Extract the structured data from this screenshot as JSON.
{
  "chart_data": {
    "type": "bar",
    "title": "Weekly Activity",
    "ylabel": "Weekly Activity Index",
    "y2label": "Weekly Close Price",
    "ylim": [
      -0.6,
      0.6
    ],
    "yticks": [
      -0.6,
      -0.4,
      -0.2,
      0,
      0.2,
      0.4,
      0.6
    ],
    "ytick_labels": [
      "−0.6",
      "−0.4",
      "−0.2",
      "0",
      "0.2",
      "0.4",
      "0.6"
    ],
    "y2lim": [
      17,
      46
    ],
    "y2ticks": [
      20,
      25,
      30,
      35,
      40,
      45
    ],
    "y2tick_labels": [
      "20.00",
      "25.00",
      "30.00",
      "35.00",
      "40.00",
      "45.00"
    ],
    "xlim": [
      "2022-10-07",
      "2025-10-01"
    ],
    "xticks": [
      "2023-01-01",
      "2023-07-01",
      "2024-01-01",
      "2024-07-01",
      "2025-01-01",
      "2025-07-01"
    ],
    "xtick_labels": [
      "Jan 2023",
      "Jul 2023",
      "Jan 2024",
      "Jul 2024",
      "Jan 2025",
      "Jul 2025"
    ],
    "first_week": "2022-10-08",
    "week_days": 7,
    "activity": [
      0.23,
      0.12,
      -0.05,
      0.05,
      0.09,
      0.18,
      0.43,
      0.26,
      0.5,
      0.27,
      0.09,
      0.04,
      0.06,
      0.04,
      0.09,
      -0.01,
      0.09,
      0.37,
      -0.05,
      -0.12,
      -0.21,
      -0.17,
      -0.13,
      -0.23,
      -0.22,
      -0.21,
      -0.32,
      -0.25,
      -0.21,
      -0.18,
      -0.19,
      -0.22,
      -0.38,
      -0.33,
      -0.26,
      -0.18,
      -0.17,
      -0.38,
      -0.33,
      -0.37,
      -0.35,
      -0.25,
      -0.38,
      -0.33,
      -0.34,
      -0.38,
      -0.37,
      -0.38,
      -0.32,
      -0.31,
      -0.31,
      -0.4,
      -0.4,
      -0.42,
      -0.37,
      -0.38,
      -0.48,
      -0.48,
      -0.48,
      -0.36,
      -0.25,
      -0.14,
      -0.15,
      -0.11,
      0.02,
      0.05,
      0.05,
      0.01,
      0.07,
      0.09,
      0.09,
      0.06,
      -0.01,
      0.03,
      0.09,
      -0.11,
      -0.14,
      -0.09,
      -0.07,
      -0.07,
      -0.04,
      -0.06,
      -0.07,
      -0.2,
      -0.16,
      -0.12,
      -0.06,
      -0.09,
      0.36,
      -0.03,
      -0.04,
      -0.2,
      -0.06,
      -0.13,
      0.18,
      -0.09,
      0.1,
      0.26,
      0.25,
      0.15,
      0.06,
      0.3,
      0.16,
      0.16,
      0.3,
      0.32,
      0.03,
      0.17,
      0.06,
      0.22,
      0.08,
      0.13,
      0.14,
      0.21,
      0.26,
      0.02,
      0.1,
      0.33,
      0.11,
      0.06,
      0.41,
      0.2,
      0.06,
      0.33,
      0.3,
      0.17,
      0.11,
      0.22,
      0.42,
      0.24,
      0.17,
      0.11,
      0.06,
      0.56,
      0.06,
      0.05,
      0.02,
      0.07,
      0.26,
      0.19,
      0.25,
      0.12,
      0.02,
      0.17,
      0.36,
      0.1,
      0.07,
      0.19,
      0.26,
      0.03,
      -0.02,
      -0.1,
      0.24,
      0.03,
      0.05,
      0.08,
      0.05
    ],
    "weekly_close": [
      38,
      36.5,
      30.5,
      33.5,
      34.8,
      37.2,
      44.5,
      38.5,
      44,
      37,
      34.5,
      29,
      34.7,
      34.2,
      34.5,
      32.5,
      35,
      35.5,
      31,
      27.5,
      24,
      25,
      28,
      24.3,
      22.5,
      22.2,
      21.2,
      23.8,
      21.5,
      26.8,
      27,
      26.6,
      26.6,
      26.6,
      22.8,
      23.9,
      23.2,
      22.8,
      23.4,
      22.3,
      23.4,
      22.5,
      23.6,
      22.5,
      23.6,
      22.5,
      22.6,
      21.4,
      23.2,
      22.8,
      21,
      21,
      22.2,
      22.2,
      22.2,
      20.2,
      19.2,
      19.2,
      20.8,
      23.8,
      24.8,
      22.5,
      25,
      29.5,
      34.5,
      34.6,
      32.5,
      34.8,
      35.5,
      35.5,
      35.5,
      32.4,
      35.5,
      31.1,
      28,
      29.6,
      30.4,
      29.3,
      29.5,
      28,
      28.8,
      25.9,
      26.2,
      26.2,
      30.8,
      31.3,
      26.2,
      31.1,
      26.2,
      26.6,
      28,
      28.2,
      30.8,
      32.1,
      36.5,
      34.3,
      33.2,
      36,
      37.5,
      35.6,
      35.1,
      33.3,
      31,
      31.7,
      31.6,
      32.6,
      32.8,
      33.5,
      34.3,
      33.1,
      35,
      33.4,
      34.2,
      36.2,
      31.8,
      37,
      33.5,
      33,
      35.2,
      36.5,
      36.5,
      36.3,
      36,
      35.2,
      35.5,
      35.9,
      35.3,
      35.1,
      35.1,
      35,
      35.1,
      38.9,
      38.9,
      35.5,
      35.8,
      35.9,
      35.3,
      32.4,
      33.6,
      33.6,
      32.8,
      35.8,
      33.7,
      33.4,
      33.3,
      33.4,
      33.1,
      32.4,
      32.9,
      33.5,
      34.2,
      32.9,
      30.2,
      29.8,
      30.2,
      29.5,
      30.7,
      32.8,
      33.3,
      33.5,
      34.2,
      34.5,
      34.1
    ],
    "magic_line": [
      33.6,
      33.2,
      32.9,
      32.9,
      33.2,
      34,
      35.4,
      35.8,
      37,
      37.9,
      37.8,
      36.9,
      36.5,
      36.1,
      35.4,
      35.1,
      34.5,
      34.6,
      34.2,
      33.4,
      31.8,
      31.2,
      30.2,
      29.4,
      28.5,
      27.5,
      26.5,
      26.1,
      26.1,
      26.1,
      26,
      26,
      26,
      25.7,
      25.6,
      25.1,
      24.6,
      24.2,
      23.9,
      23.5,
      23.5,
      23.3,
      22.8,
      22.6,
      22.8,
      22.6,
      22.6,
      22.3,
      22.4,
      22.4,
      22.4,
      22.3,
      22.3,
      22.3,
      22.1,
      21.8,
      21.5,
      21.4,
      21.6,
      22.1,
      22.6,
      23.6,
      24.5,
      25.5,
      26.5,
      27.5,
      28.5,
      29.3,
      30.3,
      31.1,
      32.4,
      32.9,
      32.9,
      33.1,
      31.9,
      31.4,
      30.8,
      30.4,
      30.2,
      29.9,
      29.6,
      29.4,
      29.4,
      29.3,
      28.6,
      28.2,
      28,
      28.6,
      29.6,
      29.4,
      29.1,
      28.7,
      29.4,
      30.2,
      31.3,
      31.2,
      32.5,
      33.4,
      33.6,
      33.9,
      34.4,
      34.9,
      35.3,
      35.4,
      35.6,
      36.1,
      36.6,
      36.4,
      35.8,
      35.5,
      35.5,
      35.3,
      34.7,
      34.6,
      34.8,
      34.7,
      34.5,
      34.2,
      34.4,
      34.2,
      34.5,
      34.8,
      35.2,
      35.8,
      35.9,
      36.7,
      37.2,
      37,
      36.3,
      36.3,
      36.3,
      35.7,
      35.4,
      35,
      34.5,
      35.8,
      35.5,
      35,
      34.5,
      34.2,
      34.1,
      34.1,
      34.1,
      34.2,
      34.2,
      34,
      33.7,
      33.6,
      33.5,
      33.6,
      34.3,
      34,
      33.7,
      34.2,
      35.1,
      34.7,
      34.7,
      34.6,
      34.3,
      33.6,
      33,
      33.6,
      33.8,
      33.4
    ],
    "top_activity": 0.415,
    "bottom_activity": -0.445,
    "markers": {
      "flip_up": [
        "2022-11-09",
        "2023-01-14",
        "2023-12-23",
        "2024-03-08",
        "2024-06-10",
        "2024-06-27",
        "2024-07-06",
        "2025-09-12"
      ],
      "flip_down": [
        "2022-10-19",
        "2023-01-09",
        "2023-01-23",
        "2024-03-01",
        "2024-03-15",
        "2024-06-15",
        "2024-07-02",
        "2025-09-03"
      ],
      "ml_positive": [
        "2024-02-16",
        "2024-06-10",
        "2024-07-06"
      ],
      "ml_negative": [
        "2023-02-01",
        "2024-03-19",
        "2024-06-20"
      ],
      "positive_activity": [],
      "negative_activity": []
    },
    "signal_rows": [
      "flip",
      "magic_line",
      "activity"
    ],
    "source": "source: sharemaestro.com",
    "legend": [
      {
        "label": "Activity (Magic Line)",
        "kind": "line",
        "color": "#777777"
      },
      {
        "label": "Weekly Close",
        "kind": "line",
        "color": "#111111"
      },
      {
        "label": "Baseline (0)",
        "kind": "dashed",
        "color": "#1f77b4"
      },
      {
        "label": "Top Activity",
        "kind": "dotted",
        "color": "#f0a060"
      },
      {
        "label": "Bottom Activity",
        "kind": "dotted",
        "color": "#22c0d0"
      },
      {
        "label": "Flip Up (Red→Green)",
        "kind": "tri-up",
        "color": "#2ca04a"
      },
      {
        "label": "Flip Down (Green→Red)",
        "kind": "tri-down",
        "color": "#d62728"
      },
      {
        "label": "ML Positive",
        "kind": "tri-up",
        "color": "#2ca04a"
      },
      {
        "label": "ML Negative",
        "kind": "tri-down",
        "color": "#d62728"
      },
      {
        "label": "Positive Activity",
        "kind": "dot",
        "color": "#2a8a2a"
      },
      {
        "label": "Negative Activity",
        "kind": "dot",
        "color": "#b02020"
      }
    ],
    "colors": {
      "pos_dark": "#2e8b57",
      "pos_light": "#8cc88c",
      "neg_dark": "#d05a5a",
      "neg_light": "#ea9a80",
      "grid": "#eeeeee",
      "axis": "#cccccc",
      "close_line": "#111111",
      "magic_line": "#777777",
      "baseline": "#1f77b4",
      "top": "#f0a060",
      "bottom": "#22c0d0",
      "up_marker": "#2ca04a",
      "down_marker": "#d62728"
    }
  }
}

----------

__Objective__:
Copy out all lines above that include the string "Green".

__Correct answer__:
        "label": "Flip Up (Red→Green)",
        "label": "Flip Down (Green→Red)",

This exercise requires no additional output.